Records supplied:
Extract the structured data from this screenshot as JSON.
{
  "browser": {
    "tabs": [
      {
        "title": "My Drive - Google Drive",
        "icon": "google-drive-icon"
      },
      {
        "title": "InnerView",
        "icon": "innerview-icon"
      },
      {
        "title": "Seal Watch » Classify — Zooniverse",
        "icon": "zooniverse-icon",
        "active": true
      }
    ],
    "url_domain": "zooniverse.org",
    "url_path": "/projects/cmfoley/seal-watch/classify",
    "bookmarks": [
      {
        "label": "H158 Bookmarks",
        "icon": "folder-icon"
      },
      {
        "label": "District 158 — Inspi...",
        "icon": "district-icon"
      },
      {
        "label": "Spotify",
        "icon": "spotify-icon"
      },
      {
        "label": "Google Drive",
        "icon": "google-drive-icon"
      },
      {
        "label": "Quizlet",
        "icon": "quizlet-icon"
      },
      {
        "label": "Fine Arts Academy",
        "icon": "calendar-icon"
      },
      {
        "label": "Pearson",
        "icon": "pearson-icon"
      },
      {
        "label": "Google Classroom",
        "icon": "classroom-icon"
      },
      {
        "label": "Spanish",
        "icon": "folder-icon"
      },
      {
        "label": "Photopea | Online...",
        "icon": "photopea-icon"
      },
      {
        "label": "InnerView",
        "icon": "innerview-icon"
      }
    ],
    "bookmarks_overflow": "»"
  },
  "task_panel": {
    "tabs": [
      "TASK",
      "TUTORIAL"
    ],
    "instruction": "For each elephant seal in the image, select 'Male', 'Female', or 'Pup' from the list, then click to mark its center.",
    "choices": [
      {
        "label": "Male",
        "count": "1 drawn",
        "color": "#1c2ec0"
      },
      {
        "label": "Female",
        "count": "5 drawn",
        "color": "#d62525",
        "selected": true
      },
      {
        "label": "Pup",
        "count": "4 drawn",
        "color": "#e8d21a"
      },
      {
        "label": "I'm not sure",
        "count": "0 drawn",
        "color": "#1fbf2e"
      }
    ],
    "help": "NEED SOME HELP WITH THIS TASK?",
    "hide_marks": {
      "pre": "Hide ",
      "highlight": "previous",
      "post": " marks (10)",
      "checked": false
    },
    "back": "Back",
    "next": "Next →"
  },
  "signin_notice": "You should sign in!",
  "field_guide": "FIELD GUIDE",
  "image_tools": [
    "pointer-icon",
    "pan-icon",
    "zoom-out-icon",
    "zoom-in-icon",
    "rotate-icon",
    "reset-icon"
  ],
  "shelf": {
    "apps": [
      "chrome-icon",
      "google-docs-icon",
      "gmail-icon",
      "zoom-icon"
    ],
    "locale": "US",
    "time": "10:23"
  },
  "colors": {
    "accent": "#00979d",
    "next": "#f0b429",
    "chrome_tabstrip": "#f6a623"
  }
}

Work to complete: Could you quote the material above in full, exactly as it stands?

Task result:
Extract the structured data from this screenshot as JSON.
{
  "browser": {
    "tabs": [
      {
        "title": "My Drive - Google Drive",
        "icon": "google-drive-icon"
      },
      {
        "title": "InnerView",
        "icon": "innerview-icon"
      },
      {
        "title": "Seal Watch » Classify — Zooniverse",
        "icon": "zooniverse-icon",
        "active": true
      }
    ],
    "url_domain": "zooniverse.org",
    "url_path": "/projects/cmfoley/seal-watch/classify",
    "bookmarks": [
      {
        "label": "H158 Bookmarks",
        "icon": "folder-icon"
      },
      {
        "label": "District 158 — Inspi...",
        "icon": "district-icon"
      },
      {
        "label": "Spotify",
        "icon": "spotify-icon"
      },
      {
        "label": "Google Drive",
        "icon": "google-drive-icon"
      },
      {
        "label": "Quizlet",
        "icon": "quizlet-icon"
      },
      {
        "label": "Fine Arts Academy",
        "icon": "calendar-icon"
      },
      {
        "label": "Pearson",
        "icon": "pearson-icon"
      },
      {
        "label": "Google Classroom",
        "icon": "classroom-icon"
      },
      {
        "label": "Spanish",
        "icon": "folder-icon"
      },
      {
        "label": "Photopea | Online...",
        "icon": "photopea-icon"
      },
      {
        "label": "InnerView",
        "icon": "innerview-icon"
      }
    ],
    "bookmarks_overflow": "»"
  },
  "task_panel": {
    "tabs": [
      "TASK",
      "TUTORIAL"
    ],
    "instruction": "For each elephant seal in the image, select 'Male', 'Female', or 'Pup' from the list, then click to mark its center.",
    "choices": [
      {
        "label": "Male",
        "count": "1 drawn",
        "color": "#1c2ec0"
      },
      {
        "label": "Female",
        "count": "5 drawn",
        "color": "#d62525",
        "selected": true
      },
      {
        "label": "Pup",
        "count": "4 drawn",
        "color": "#e8d21a"
      },
      {
        "label": "I'm not sure",
        "count": "0 drawn",
        "color": "#1fbf2e"
      }
    ],
    "help": "NEED SOME HELP WITH THIS TASK?",
    "hide_marks": {
      "pre": "Hide ",
      "highlight": "previous",
      "post": " marks (10)",
      "checked": false
    },
    "back": "Back",
    "next": "Next →"
  },
  "signin_notice": "You should sign in!",
  "field_guide": "FIELD GUIDE",
  "image_tools": [
    "pointer-icon",
    "pan-icon",
    "zoom-out-icon",
    "zoom-in-icon",
    "rotate-icon",
    "reset-icon"
  ],
  "shelf": {
    "apps": [
      "chrome-icon",
      "google-docs-icon",
      "gmail-icon",
      "zoom-icon"
    ],
    "locale": "US",
    "time": "10:23"
  },
  "colors": {
    "accent": "#00979d",
    "next": "#f0b429",
    "chrome_tabstrip": "#f6a623"
  }
}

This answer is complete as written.